* **EXERCISE DETAILS**
Copy the lines word for word, from the one containing "panel-title: Data Product Lineage" through the one containing "health-gauge: [806, 384, 866, 422]", both included.

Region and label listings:
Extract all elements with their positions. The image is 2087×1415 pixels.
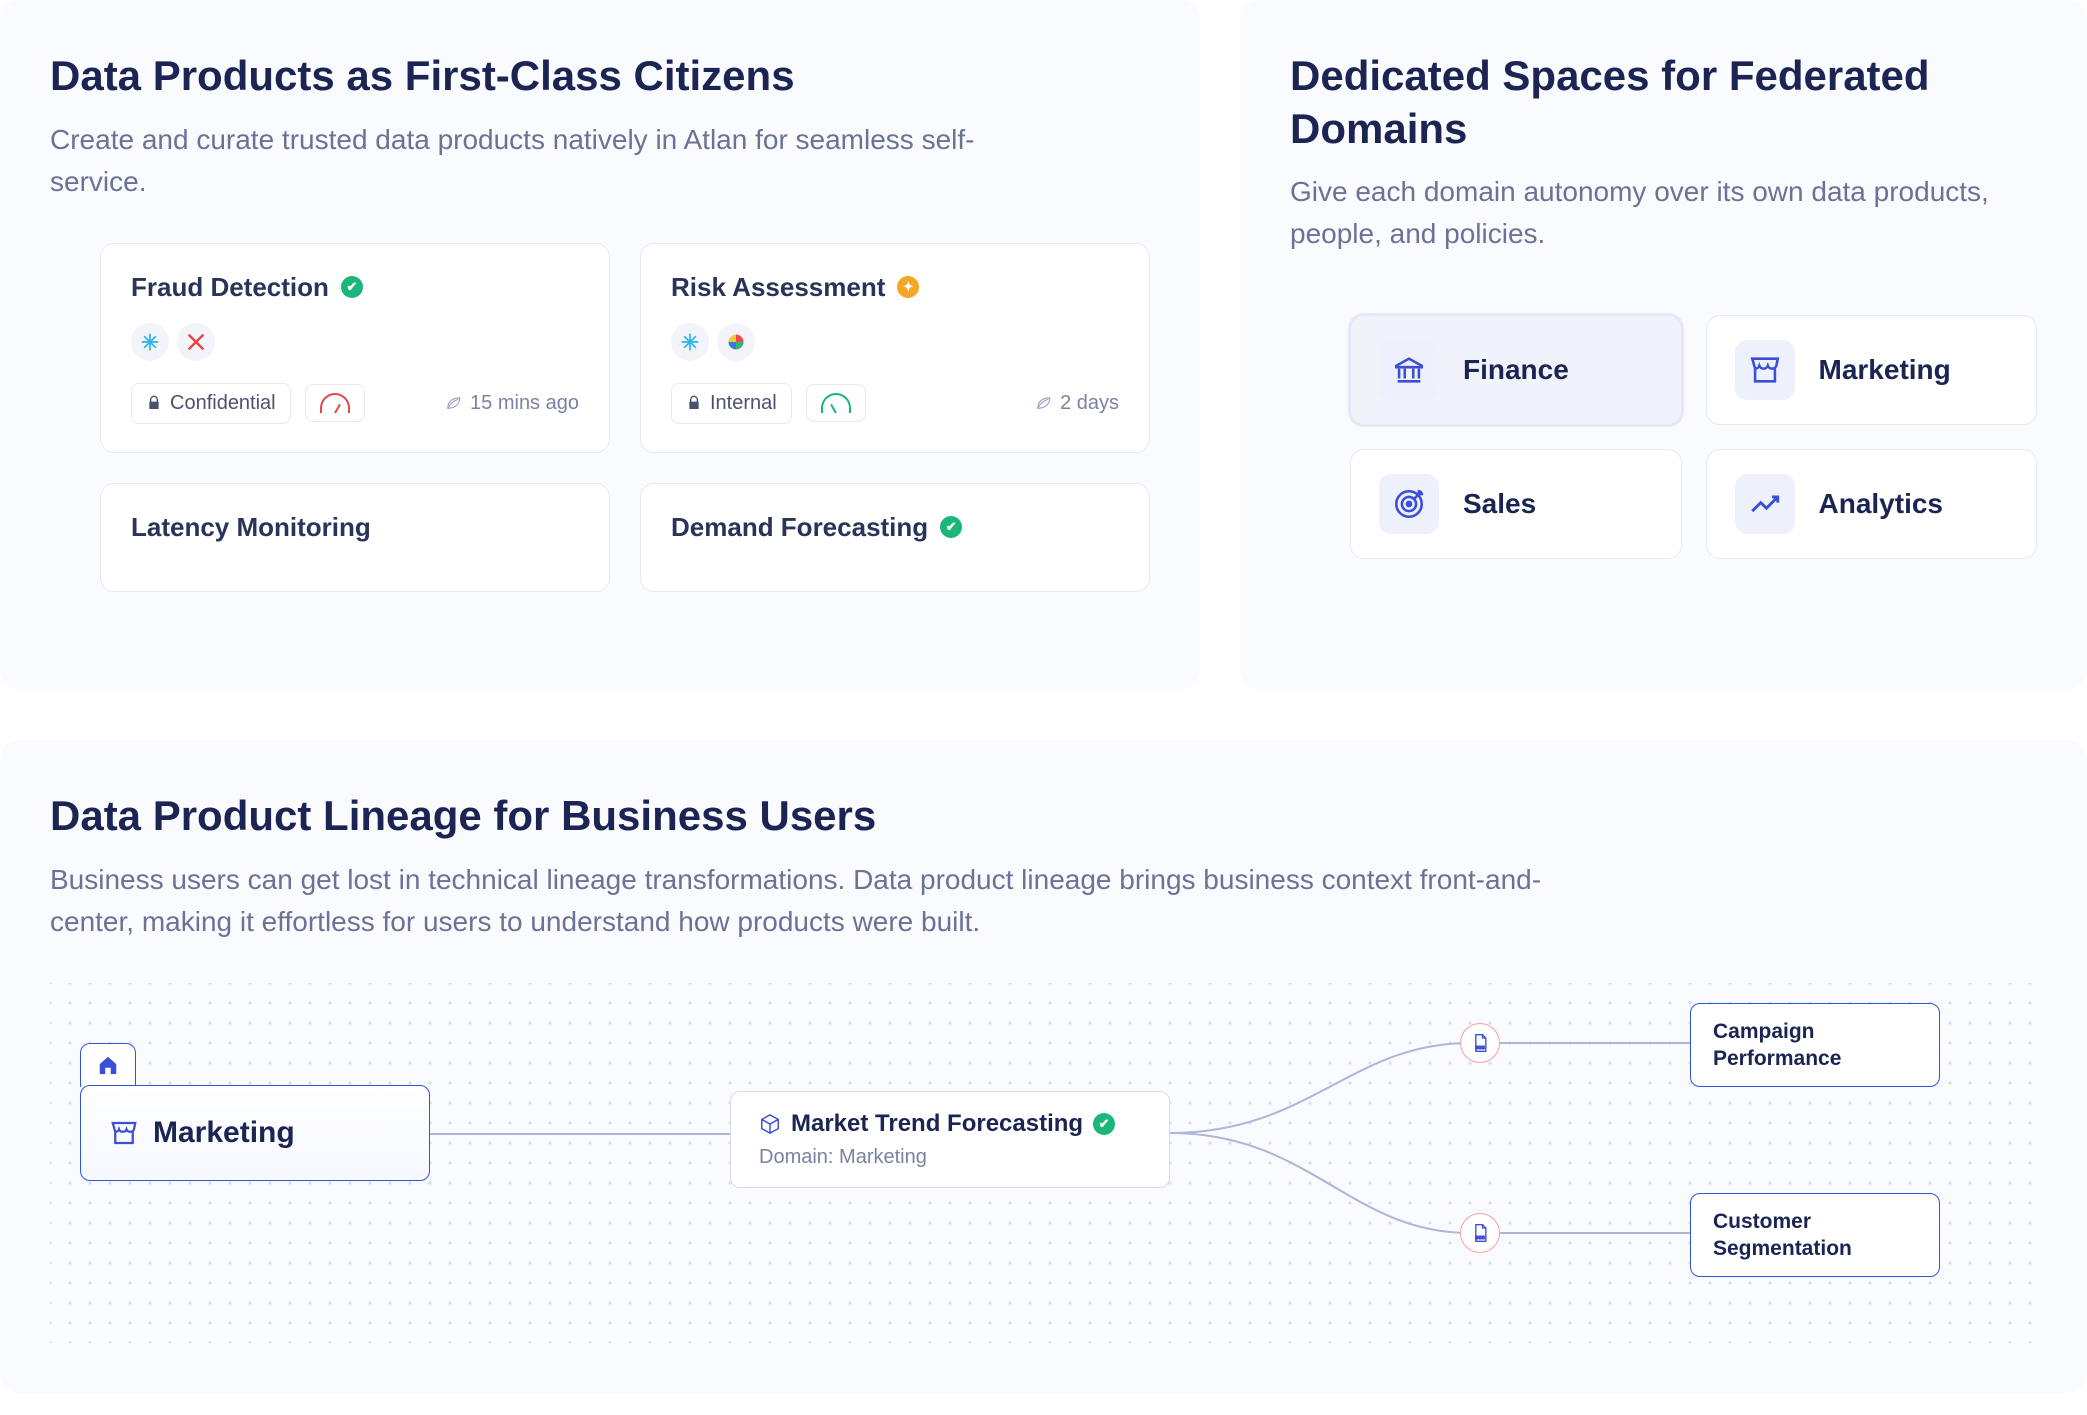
panel-title: Data Product Lineage for Business Users: [50, 790, 2037, 843]
gauge-green-icon: [821, 393, 851, 413]
domain-card-finance[interactable]: Finance: [1350, 315, 1682, 425]
snowflake-icon: [671, 323, 709, 361]
product-title-text: Fraud Detection: [131, 272, 329, 303]
lineage-edge: [430, 1133, 730, 1135]
cube-icon: [759, 1113, 781, 1135]
lock-icon: [146, 395, 162, 411]
panel-lineage: Data Product Lineage for Business Users …: [0, 740, 2087, 1393]
panel-subtitle: Give each domain autonomy over its own d…: [1290, 171, 2037, 255]
lineage-root-node[interactable]: Marketing: [80, 1085, 430, 1181]
pending-badge-icon: ✦: [897, 276, 919, 298]
doc-connector-icon: DOC: [1460, 1213, 1500, 1253]
domain-label: Analytics: [1819, 488, 1944, 520]
verified-badge-icon: ✔: [1093, 1113, 1115, 1135]
svg-text:DOC: DOC: [1475, 1234, 1484, 1239]
doc-connector-icon: DOC: [1460, 1023, 1500, 1063]
panel-title: Data Products as First-Class Citizens: [50, 50, 1150, 103]
lineage-leaf-label: Customer Segmentation: [1713, 1208, 1917, 1263]
gauge-red-icon: [320, 393, 350, 413]
domain-card-sales[interactable]: Sales: [1350, 449, 1682, 559]
classification-pill: Internal: [671, 383, 792, 424]
target-icon: [1379, 474, 1439, 534]
product-title-text: Demand Forecasting: [671, 512, 928, 543]
product-card-fraud-detection[interactable]: Fraud Detection ✔ Confidential: [100, 243, 610, 453]
trend-icon: [1735, 474, 1795, 534]
bank-icon: [1379, 340, 1439, 400]
lineage-leaf-node[interactable]: Customer Segmentation: [1690, 1193, 1940, 1278]
health-gauge: [305, 384, 365, 422]
verified-badge-icon: ✔: [341, 276, 363, 298]
lineage-edge: [1170, 1013, 1710, 1273]
product-title-text: Latency Monitoring: [131, 512, 371, 543]
lineage-root-label: Marketing: [153, 1116, 295, 1150]
leaf-icon: [444, 394, 462, 412]
domain-label: Sales: [1463, 488, 1536, 520]
product-card-risk-assessment[interactable]: Risk Assessment ✦ Internal: [640, 243, 1150, 453]
storefront-icon: [1735, 340, 1795, 400]
leaf-icon: [1034, 394, 1052, 412]
lineage-leaf-node[interactable]: Campaign Performance: [1690, 1003, 1940, 1088]
domain-card-marketing[interactable]: Marketing: [1706, 315, 2038, 425]
product-title-text: Risk Assessment: [671, 272, 885, 303]
pinwheel-icon: [717, 323, 755, 361]
health-gauge: [806, 384, 866, 422]
home-icon: [97, 1054, 119, 1076]
domain-label: Marketing: [1819, 354, 1951, 386]
product-card-latency-monitoring[interactable]: Latency Monitoring: [100, 483, 610, 592]
freshness-text: 2 days: [1034, 392, 1119, 415]
lineage-mid-sub: Domain: Marketing: [759, 1146, 927, 1169]
lineage-mid-label: Market Trend Forecasting: [791, 1110, 1083, 1138]
panel-data-products: Data Products as First-Class Citizens Cr…: [0, 0, 1200, 690]
panel-subtitle: Business users can get lost in technical…: [50, 859, 1550, 943]
panel-title: Dedicated Spaces for Federated Domains: [1290, 50, 2037, 155]
lock-icon: [686, 395, 702, 411]
home-tab[interactable]: [80, 1043, 136, 1087]
x-processor-icon: [177, 323, 215, 361]
lineage-canvas: Marketing Market Trend Forecasting ✔ Dom…: [50, 983, 2037, 1343]
domain-card-analytics[interactable]: Analytics: [1706, 449, 2038, 559]
domain-label: Finance: [1463, 354, 1569, 386]
storefront-icon: [109, 1118, 139, 1148]
panel-domains: Dedicated Spaces for Federated Domains G…: [1240, 0, 2087, 690]
lineage-mid-node[interactable]: Market Trend Forecasting ✔ Domain: Marke…: [730, 1091, 1170, 1188]
verified-badge-icon: ✔: [940, 516, 962, 538]
snowflake-icon: [131, 323, 169, 361]
classification-pill: Confidential: [131, 383, 291, 424]
svg-text:DOC: DOC: [1475, 1044, 1484, 1049]
lineage-leaf-label: Campaign Performance: [1713, 1018, 1917, 1073]
product-card-demand-forecasting[interactable]: Demand Forecasting ✔: [640, 483, 1150, 592]
panel-subtitle: Create and curate trusted data products …: [50, 119, 1010, 203]
freshness-text: 15 mins ago: [444, 392, 579, 415]
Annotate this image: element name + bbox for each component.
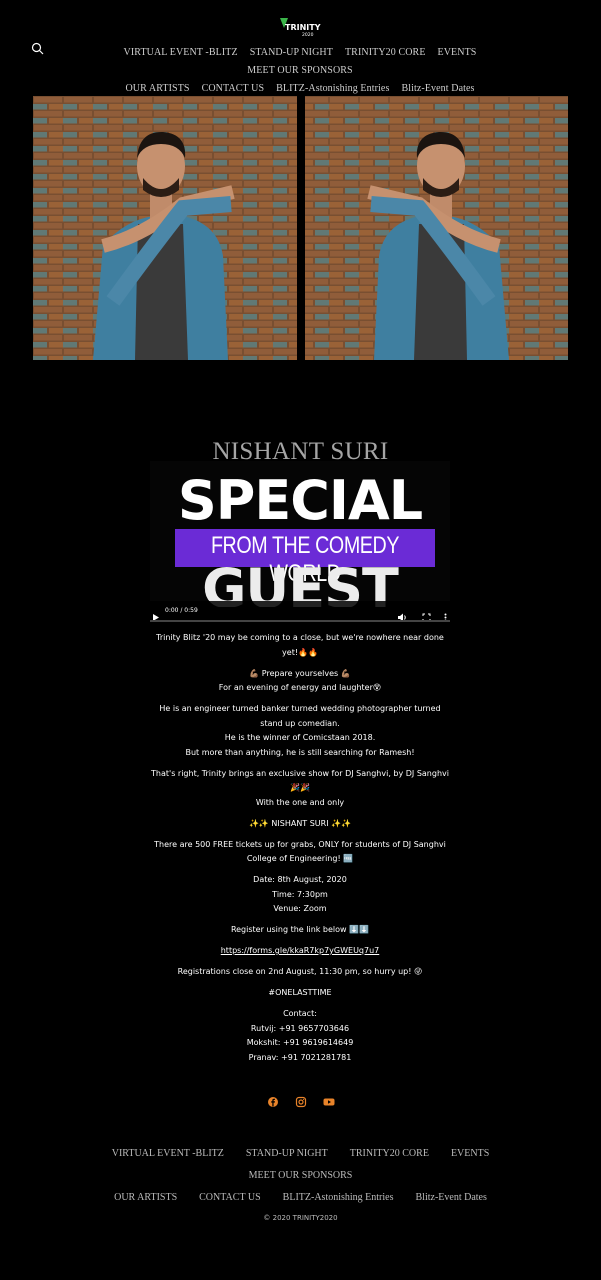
footer-item-virtual-event[interactable]: VIRTUAL EVENT -BLITZ (112, 1143, 224, 1165)
register-link[interactable]: https://forms.gle/kkaR7kp7yGWEUq7u7 (221, 946, 380, 955)
nav-item-sponsors[interactable]: MEET OUR SPONSORS (247, 62, 352, 80)
hero-image-right (304, 96, 568, 360)
footer-item-artists[interactable]: OUR ARTISTS (114, 1187, 177, 1209)
event-time: Time: 7:30pm (272, 889, 328, 899)
show-block: That's right, Trinity brings an exclusiv… (150, 767, 450, 811)
hashtag: #ONELASTTIME (268, 988, 332, 997)
artist-name: ✨✨ NISHANT SURI ✨✨ (248, 818, 352, 828)
footer-item-contact[interactable]: CONTACT US (199, 1187, 261, 1209)
contact-rutvij: Rutvij: +91 9657703646 (250, 1023, 350, 1033)
video-text-guest: GUEST (202, 557, 399, 607)
contact-block: Contact: Rutvij: +91 9657703646 Mokshit:… (150, 1007, 450, 1065)
contact-label: Contact: (283, 1009, 317, 1018)
event-description: Trinity Blitz '20 may be coming to a clo… (150, 631, 450, 1072)
footer-item-blitz-entries[interactable]: BLITZ-Astonishing Entries (283, 1187, 394, 1209)
site-logo[interactable]: TRINITY 2020 (278, 16, 322, 38)
nav-item-stand-up[interactable]: STAND-UP NIGHT (250, 44, 333, 62)
bio-line-3: But more than anything, he is still sear… (185, 747, 415, 757)
nav-item-virtual-event[interactable]: VIRTUAL EVENT -BLITZ (124, 44, 238, 62)
video-controls: 0:00 / 0:59 (150, 601, 450, 623)
logo-subtext: 2020 (302, 32, 314, 38)
social-links (264, 1093, 338, 1108)
schedule-block: Date: 8th August, 2020 Time: 7:30pm Venu… (150, 873, 450, 917)
instagram-icon[interactable] (295, 1093, 307, 1108)
footer-item-events[interactable]: EVENTS (451, 1143, 489, 1165)
intro-text: Trinity Blitz '20 may be coming to a clo… (156, 633, 444, 657)
prepare-text: 💪🏽 Prepare yourselves 💪🏽 (249, 668, 351, 678)
main-nav: VIRTUAL EVENT -BLITZ STAND-UP NIGHT TRINIT… (60, 44, 540, 98)
prepare-block: 💪🏽 Prepare yourselves 💪🏽 For an evening … (150, 667, 450, 696)
footer-item-blitz-dates[interactable]: Blitz-Event Dates (416, 1187, 487, 1209)
footer-nav: VIRTUAL EVENT -BLITZ STAND-UP NIGHT TRINIT… (40, 1143, 561, 1209)
youtube-icon[interactable] (323, 1093, 335, 1106)
registration-deadline: Registrations close on 2nd August, 11:30… (177, 967, 423, 976)
footer-item-trinity20-core[interactable]: TRINITY20 CORE (350, 1143, 429, 1165)
search-icon[interactable] (31, 40, 44, 55)
video-progress-bar[interactable] (150, 620, 450, 622)
bio-line-2: He is the winner of Comicstaan 2018. (224, 733, 376, 742)
video-time: 0:00 / 0:59 (165, 607, 198, 614)
tickets-text: There are 500 FREE tickets up for grabs,… (154, 839, 446, 864)
event-date: Date: 8th August, 2020 (253, 875, 347, 884)
hero-image-left (33, 96, 297, 360)
video-player[interactable]: SPECIAL FROM THE COMEDY WORLD GUEST 0:00… (150, 461, 450, 623)
evening-text: For an evening of energy and laughter😵 (218, 683, 382, 692)
video-text-special: SPECIAL (177, 469, 423, 532)
copyright: © 2020 TRINITY2020 (263, 1214, 338, 1222)
contact-mokshit: Mokshit: +91 9619614649 (246, 1038, 354, 1047)
event-venue: Venue: Zoom (273, 904, 327, 913)
footer-item-stand-up[interactable]: STAND-UP NIGHT (246, 1143, 328, 1165)
register-text: Register using the link below ⬇️⬇️ (230, 925, 370, 934)
nav-item-events[interactable]: EVENTS (438, 44, 477, 62)
show-line-1: That's right, Trinity brings an exclusiv… (151, 768, 449, 793)
bio-block: He is an engineer turned banker turned w… (150, 702, 450, 760)
hero-banner (33, 96, 568, 360)
show-line-2: With the one and only (255, 797, 345, 807)
register-link-block: https://forms.gle/kkaR7kp7yGWEUq7u7 (150, 944, 450, 959)
facebook-icon[interactable] (267, 1093, 279, 1107)
footer-item-sponsors[interactable]: MEET OUR SPONSORS (249, 1165, 353, 1187)
bio-line-1: He is an engineer turned banker turned w… (159, 704, 441, 728)
nav-item-trinity20-core[interactable]: TRINITY20 CORE (345, 44, 426, 62)
contact-pranav: Pranav: +91 7021281781 (248, 1052, 352, 1062)
logo-text: TRINITY (285, 23, 321, 32)
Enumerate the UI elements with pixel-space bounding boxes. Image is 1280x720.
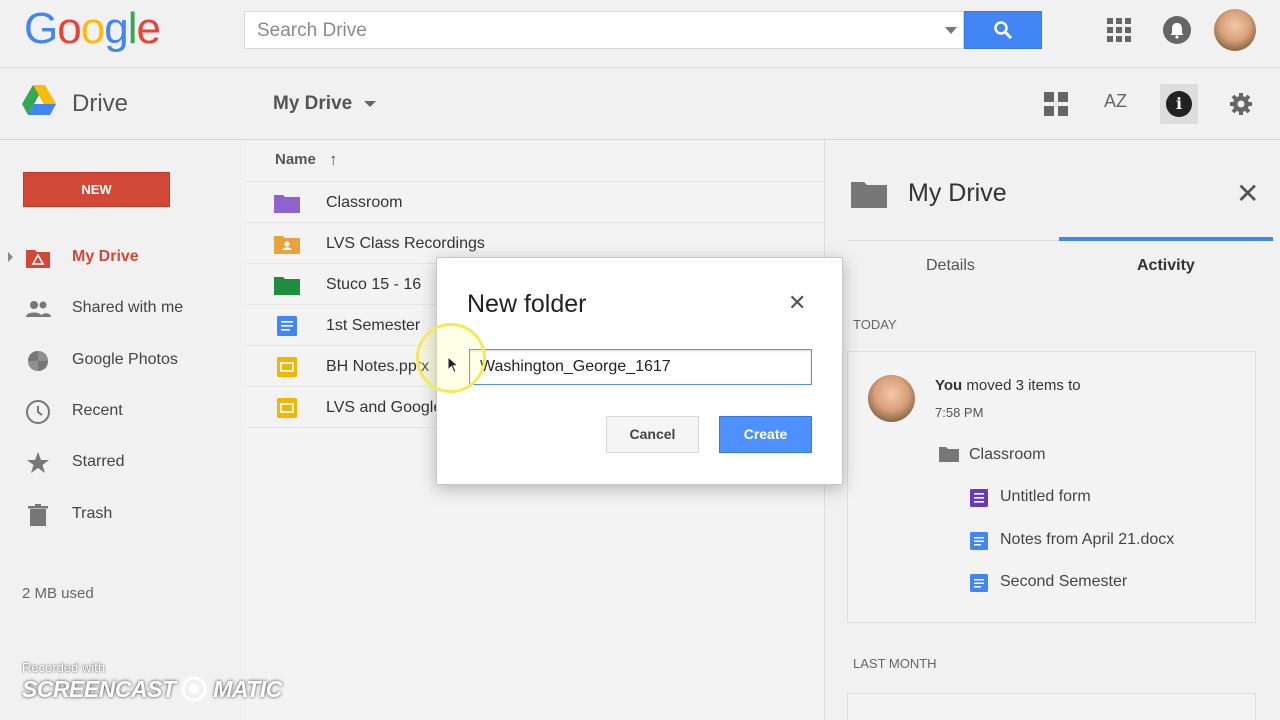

* **WORKED ANSWER**
panel-title: Data Product Lineage for Business Users: [50, 790, 2037, 843]
gauge-green-icon: [821, 393, 851, 413]
domain-card-finance[interactable]: Finance: [1350, 315, 1682, 425]
snowflake-icon: [671, 323, 709, 361]
product-title-text: Fraud Detection: [131, 272, 329, 303]
lineage-edge: [430, 1133, 730, 1135]
cube-icon: [759, 1113, 781, 1135]
lock-icon: [146, 395, 162, 411]
panel-lineage: Data Product Lineage for Business Users …: [0, 740, 2087, 1393]
panel-subtitle: Give each domain autonomy over its own d…: [1290, 171, 2037, 255]
lineage-root-node[interactable]: Marketing: [80, 1085, 430, 1181]
pending-badge-icon: ✦: [897, 276, 919, 298]
doc-connector-icon: DOC: [1460, 1213, 1500, 1253]
domain-label: Analytics: [1819, 488, 1944, 520]
verified-badge-icon: ✔: [1093, 1113, 1115, 1135]
svg-text:DOC: DOC: [1475, 1234, 1484, 1239]
doc-connector-icon: DOC: [1460, 1023, 1500, 1063]
panel-title: Data Products as First-Class Citizens: [50, 50, 1150, 103]
lineage-leaf-label: Customer Segmentation: [1713, 1208, 1917, 1263]
gauge-red-icon: [320, 393, 350, 413]
domain-card-sales[interactable]: Sales: [1350, 449, 1682, 559]
classification-pill: Internal: [671, 383, 792, 424]
target-icon: [1379, 474, 1439, 534]
product-title-text: Demand Forecasting: [671, 512, 928, 543]
product-card-fraud-detection[interactable]: Fraud Detection ✔ Confidential: [100, 243, 610, 453]
trend-icon: [1735, 474, 1795, 534]
bank-icon: [1379, 340, 1439, 400]
lineage-leaf-node[interactable]: Customer Segmentation: [1690, 1193, 1940, 1278]
health-gauge: [305, 384, 365, 422]
verified-badge-icon: ✔: [341, 276, 363, 298]
lineage-edge: [1170, 1013, 1710, 1273]
product-title-text: Latency Monitoring: [131, 512, 371, 543]
lineage-root-label: Marketing: [153, 1116, 295, 1150]
leaf-icon: [444, 394, 462, 412]
domain-label: Sales: [1463, 488, 1536, 520]
product-card-risk-assessment[interactable]: Risk Assessment ✦ Internal: [640, 243, 1150, 453]
storefront-icon: [1735, 340, 1795, 400]
leaf-icon: [1034, 394, 1052, 412]
lineage-leaf-node[interactable]: Campaign Performance: [1690, 1003, 1940, 1088]
domain-card-marketing[interactable]: Marketing: [1706, 315, 2038, 425]
product-title-text: Risk Assessment: [671, 272, 885, 303]
pinwheel-icon: [717, 323, 755, 361]
health-gauge: [806, 384, 866, 422]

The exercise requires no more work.